• REQUIRED WORK
Each entry below should be returned exactly as is, with the pictures removed.

• AVAILABLE RECORDS

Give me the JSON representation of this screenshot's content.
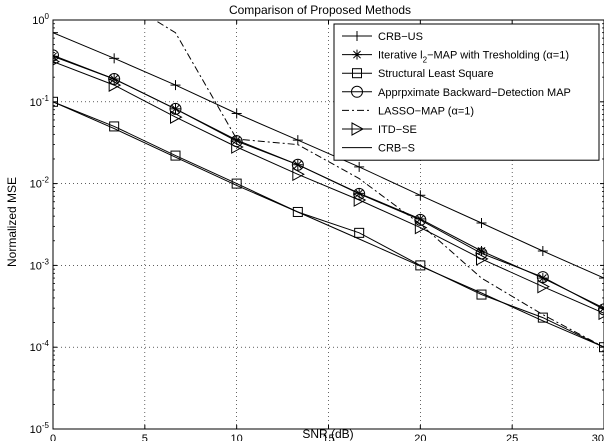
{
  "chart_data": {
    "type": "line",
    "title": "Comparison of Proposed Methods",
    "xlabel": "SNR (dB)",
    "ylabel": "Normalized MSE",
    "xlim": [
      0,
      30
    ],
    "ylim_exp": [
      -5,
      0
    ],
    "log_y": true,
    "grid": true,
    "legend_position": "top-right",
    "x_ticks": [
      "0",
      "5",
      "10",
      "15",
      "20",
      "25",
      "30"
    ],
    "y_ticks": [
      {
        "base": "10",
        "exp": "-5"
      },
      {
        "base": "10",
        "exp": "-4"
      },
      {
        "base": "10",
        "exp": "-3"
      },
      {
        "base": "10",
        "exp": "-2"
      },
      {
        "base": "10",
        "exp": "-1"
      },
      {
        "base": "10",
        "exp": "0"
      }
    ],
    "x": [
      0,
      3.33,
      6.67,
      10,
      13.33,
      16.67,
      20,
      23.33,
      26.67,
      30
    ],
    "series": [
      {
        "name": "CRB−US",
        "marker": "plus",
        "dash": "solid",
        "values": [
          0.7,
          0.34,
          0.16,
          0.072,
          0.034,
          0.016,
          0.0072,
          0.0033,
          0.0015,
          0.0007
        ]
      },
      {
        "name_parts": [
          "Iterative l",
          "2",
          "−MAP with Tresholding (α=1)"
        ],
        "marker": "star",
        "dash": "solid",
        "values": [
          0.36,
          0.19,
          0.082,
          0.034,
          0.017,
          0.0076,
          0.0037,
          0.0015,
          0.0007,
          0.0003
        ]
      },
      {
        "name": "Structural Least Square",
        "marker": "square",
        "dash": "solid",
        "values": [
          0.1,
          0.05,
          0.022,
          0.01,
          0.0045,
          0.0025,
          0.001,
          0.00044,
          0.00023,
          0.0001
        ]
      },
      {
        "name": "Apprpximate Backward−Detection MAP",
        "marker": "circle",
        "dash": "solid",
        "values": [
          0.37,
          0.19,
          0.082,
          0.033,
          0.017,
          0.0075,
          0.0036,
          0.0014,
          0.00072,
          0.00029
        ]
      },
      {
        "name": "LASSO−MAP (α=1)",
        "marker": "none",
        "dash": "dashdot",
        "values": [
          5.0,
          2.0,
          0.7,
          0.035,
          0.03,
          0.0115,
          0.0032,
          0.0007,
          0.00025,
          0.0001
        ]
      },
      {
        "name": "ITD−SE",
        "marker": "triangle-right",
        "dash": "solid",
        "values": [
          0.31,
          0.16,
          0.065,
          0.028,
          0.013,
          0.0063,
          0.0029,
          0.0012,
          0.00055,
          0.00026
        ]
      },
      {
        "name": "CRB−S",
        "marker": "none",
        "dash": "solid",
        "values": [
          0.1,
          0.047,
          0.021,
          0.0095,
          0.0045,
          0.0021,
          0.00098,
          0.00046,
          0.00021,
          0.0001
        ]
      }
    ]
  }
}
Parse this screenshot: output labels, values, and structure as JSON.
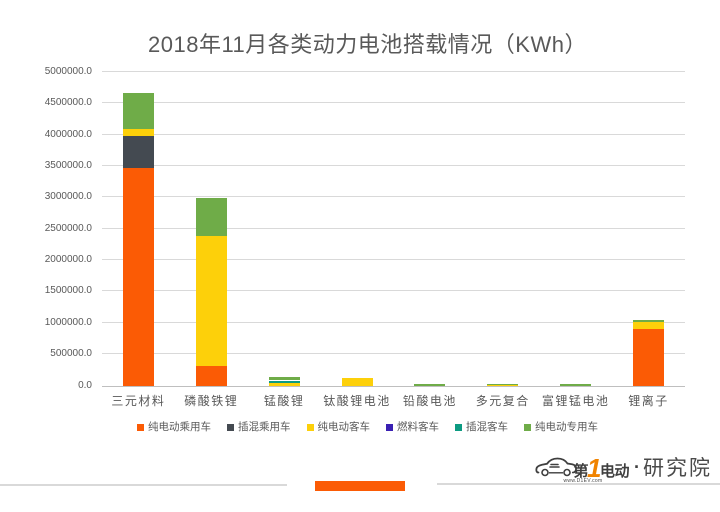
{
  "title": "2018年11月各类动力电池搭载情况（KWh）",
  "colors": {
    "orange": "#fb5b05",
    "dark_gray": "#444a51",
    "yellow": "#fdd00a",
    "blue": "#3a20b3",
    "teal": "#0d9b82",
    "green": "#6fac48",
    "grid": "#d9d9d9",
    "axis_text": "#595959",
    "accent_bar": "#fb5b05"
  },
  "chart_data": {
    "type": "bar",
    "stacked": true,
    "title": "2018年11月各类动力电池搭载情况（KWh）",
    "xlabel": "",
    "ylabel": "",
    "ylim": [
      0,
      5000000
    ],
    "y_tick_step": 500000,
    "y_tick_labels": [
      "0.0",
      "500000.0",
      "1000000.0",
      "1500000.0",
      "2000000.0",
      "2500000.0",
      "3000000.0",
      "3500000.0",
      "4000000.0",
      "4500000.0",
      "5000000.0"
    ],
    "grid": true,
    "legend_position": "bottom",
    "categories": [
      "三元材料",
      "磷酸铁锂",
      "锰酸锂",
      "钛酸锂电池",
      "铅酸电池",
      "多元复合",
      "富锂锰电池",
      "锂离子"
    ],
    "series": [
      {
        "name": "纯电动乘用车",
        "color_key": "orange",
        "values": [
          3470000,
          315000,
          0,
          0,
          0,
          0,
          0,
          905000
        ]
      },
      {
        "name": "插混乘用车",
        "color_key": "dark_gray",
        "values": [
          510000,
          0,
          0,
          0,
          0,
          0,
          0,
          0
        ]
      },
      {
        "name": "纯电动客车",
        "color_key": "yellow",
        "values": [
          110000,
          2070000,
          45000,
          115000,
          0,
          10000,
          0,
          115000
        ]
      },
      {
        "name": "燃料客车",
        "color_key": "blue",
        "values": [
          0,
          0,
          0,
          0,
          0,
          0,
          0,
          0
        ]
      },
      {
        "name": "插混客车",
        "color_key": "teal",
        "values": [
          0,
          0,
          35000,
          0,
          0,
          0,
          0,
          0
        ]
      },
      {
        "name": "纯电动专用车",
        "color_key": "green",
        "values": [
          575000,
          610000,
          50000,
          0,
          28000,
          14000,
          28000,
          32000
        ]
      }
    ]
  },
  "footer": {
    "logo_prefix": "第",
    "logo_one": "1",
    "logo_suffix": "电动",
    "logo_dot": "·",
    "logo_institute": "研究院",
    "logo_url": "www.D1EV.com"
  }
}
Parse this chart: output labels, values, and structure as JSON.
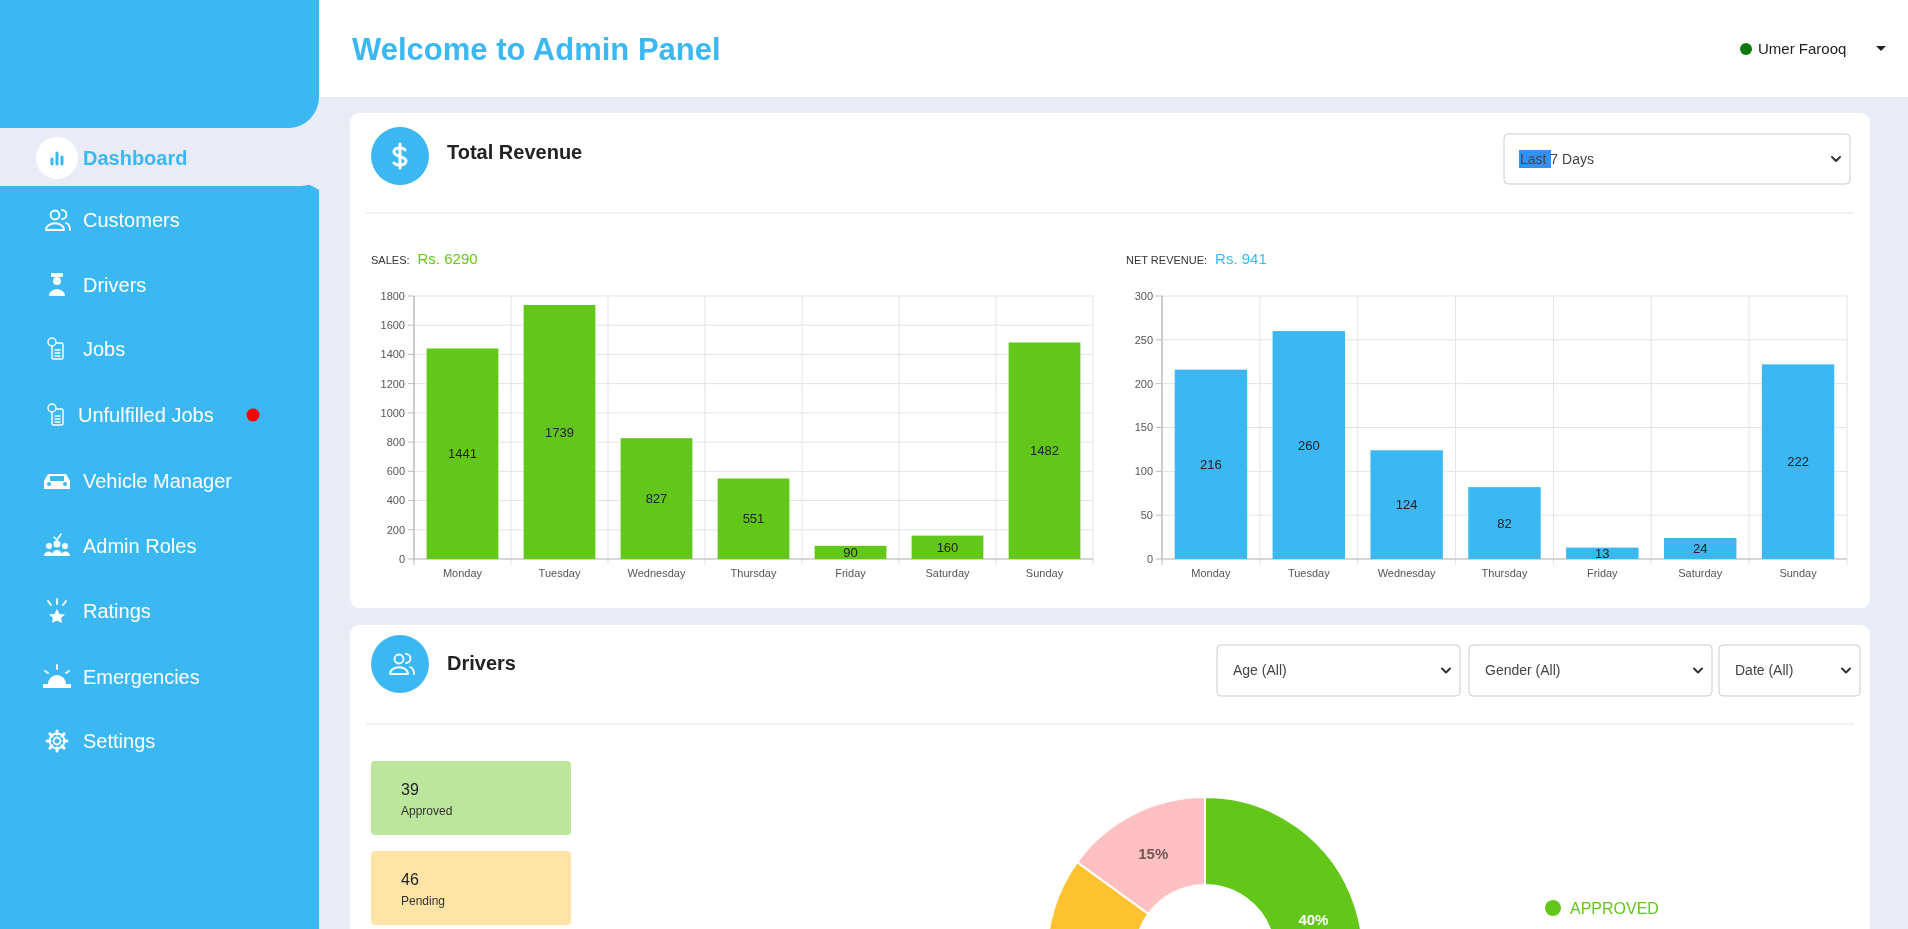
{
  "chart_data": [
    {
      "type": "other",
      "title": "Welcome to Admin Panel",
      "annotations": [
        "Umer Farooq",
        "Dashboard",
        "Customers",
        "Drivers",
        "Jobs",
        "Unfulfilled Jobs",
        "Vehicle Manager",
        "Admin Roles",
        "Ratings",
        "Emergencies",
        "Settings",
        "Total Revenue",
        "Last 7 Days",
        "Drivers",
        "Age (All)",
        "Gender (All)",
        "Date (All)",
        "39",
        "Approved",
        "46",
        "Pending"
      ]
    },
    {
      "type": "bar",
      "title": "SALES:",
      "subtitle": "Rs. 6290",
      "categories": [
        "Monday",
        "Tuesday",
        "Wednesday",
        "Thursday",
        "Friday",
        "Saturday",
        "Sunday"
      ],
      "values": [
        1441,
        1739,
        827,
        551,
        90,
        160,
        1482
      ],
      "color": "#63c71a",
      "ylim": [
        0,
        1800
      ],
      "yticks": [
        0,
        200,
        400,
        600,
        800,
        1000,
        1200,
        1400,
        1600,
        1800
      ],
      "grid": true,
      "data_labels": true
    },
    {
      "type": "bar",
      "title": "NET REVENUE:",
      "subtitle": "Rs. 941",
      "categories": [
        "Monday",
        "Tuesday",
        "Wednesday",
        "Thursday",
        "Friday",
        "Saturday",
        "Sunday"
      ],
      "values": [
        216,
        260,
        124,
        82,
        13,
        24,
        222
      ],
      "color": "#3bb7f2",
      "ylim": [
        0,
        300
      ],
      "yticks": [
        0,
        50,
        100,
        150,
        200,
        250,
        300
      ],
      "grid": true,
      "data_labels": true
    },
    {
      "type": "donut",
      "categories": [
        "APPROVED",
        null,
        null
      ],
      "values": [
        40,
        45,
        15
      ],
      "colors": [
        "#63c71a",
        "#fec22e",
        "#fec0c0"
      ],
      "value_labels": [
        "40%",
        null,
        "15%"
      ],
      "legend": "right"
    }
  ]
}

• FULL SOLUTION
Give me the JSON representation of this screenshot's content.
{
  "chart_data": {
    "type": "line",
    "title": "Comparison of Proposed Methods",
    "xlabel": "SNR (dB)",
    "ylabel": "Normalized MSE",
    "xlim": [
      0,
      30
    ],
    "ylim_exp": [
      -5,
      0
    ],
    "log_y": true,
    "grid": true,
    "legend_position": "top-right",
    "x_ticks": [
      "0",
      "5",
      "10",
      "15",
      "20",
      "25",
      "30"
    ],
    "y_ticks": [
      {
        "base": "10",
        "exp": "-5"
      },
      {
        "base": "10",
        "exp": "-4"
      },
      {
        "base": "10",
        "exp": "-3"
      },
      {
        "base": "10",
        "exp": "-2"
      },
      {
        "base": "10",
        "exp": "-1"
      },
      {
        "base": "10",
        "exp": "0"
      }
    ],
    "x": [
      0,
      3.33,
      6.67,
      10,
      13.33,
      16.67,
      20,
      23.33,
      26.67,
      30
    ],
    "series": [
      {
        "name": "CRB−US",
        "marker": "plus",
        "dash": "solid",
        "values": [
          0.7,
          0.34,
          0.16,
          0.072,
          0.034,
          0.016,
          0.0072,
          0.0033,
          0.0015,
          0.0007
        ]
      },
      {
        "name_parts": [
          "Iterative l",
          "2",
          "−MAP with Tresholding (α=1)"
        ],
        "marker": "star",
        "dash": "solid",
        "values": [
          0.36,
          0.19,
          0.082,
          0.034,
          0.017,
          0.0076,
          0.0037,
          0.0015,
          0.0007,
          0.0003
        ]
      },
      {
        "name": "Structural Least Square",
        "marker": "square",
        "dash": "solid",
        "values": [
          0.1,
          0.05,
          0.022,
          0.01,
          0.0045,
          0.0025,
          0.001,
          0.00044,
          0.00023,
          0.0001
        ]
      },
      {
        "name": "Apprpximate Backward−Detection MAP",
        "marker": "circle",
        "dash": "solid",
        "values": [
          0.37,
          0.19,
          0.082,
          0.033,
          0.017,
          0.0075,
          0.0036,
          0.0014,
          0.00072,
          0.00029
        ]
      },
      {
        "name": "LASSO−MAP (α=1)",
        "marker": "none",
        "dash": "dashdot",
        "values": [
          5.0,
          2.0,
          0.7,
          0.035,
          0.03,
          0.0115,
          0.0032,
          0.0007,
          0.00025,
          0.0001
        ]
      },
      {
        "name": "ITD−SE",
        "marker": "triangle-right",
        "dash": "solid",
        "values": [
          0.31,
          0.16,
          0.065,
          0.028,
          0.013,
          0.0063,
          0.0029,
          0.0012,
          0.00055,
          0.00026
        ]
      },
      {
        "name": "CRB−S",
        "marker": "none",
        "dash": "solid",
        "values": [
          0.1,
          0.047,
          0.021,
          0.0095,
          0.0045,
          0.0021,
          0.00098,
          0.00046,
          0.00021,
          0.0001
        ]
      }
    ]
  }
}
Parse this screenshot: output labels, values, and structure as JSON.
{
  "title": "2018年11月各类动力电池搭载情况（KWh）",
  "colors": {
    "orange": "#fb5b05",
    "dark_gray": "#444a51",
    "yellow": "#fdd00a",
    "blue": "#3a20b3",
    "teal": "#0d9b82",
    "green": "#6fac48",
    "grid": "#d9d9d9",
    "axis_text": "#595959",
    "accent_bar": "#fb5b05"
  },
  "chart_data": {
    "type": "bar",
    "stacked": true,
    "title": "2018年11月各类动力电池搭载情况（KWh）",
    "xlabel": "",
    "ylabel": "",
    "ylim": [
      0,
      5000000
    ],
    "y_tick_step": 500000,
    "y_tick_labels": [
      "0.0",
      "500000.0",
      "1000000.0",
      "1500000.0",
      "2000000.0",
      "2500000.0",
      "3000000.0",
      "3500000.0",
      "4000000.0",
      "4500000.0",
      "5000000.0"
    ],
    "grid": true,
    "legend_position": "bottom",
    "categories": [
      "三元材料",
      "磷酸铁锂",
      "锰酸锂",
      "钛酸锂电池",
      "铅酸电池",
      "多元复合",
      "富锂锰电池",
      "锂离子"
    ],
    "series": [
      {
        "name": "纯电动乘用车",
        "color_key": "orange",
        "values": [
          3470000,
          315000,
          0,
          0,
          0,
          0,
          0,
          905000
        ]
      },
      {
        "name": "插混乘用车",
        "color_key": "dark_gray",
        "values": [
          510000,
          0,
          0,
          0,
          0,
          0,
          0,
          0
        ]
      },
      {
        "name": "纯电动客车",
        "color_key": "yellow",
        "values": [
          110000,
          2070000,
          45000,
          115000,
          0,
          10000,
          0,
          115000
        ]
      },
      {
        "name": "燃料客车",
        "color_key": "blue",
        "values": [
          0,
          0,
          0,
          0,
          0,
          0,
          0,
          0
        ]
      },
      {
        "name": "插混客车",
        "color_key": "teal",
        "values": [
          0,
          0,
          35000,
          0,
          0,
          0,
          0,
          0
        ]
      },
      {
        "name": "纯电动专用车",
        "color_key": "green",
        "values": [
          575000,
          610000,
          50000,
          0,
          28000,
          14000,
          28000,
          32000
        ]
      }
    ]
  },
  "footer": {
    "logo_prefix": "第",
    "logo_one": "1",
    "logo_suffix": "电动",
    "logo_dot": "·",
    "logo_institute": "研究院",
    "logo_url": "www.D1EV.com"
  }
}
Parse this chart: output labels, values, and structure as JSON.
{
  "chart_data": [
    {
      "type": "other",
      "title": "Welcome to Admin Panel",
      "annotations": [
        "Umer Farooq",
        "Dashboard",
        "Customers",
        "Drivers",
        "Jobs",
        "Unfulfilled Jobs",
        "Vehicle Manager",
        "Admin Roles",
        "Ratings",
        "Emergencies",
        "Settings",
        "Total Revenue",
        "Last 7 Days",
        "Drivers",
        "Age (All)",
        "Gender (All)",
        "Date (All)",
        "39",
        "Approved",
        "46",
        "Pending"
      ]
    },
    {
      "type": "bar",
      "title": "SALES:",
      "subtitle": "Rs. 6290",
      "categories": [
        "Monday",
        "Tuesday",
        "Wednesday",
        "Thursday",
        "Friday",
        "Saturday",
        "Sunday"
      ],
      "values": [
        1441,
        1739,
        827,
        551,
        90,
        160,
        1482
      ],
      "color": "#63c71a",
      "ylim": [
        0,
        1800
      ],
      "yticks": [
        0,
        200,
        400,
        600,
        800,
        1000,
        1200,
        1400,
        1600,
        1800
      ],
      "grid": true,
      "data_labels": true
    },
    {
      "type": "bar",
      "title": "NET REVENUE:",
      "subtitle": "Rs. 941",
      "categories": [
        "Monday",
        "Tuesday",
        "Wednesday",
        "Thursday",
        "Friday",
        "Saturday",
        "Sunday"
      ],
      "values": [
        216,
        260,
        124,
        82,
        13,
        24,
        222
      ],
      "color": "#3bb7f2",
      "ylim": [
        0,
        300
      ],
      "yticks": [
        0,
        50,
        100,
        150,
        200,
        250,
        300
      ],
      "grid": true,
      "data_labels": true
    },
    {
      "type": "donut",
      "categories": [
        "APPROVED",
        null,
        null
      ],
      "values": [
        40,
        45,
        15
      ],
      "colors": [
        "#63c71a",
        "#fec22e",
        "#fec0c0"
      ],
      "value_labels": [
        "40%",
        null,
        "15%"
      ],
      "legend": "right"
    }
  ]
}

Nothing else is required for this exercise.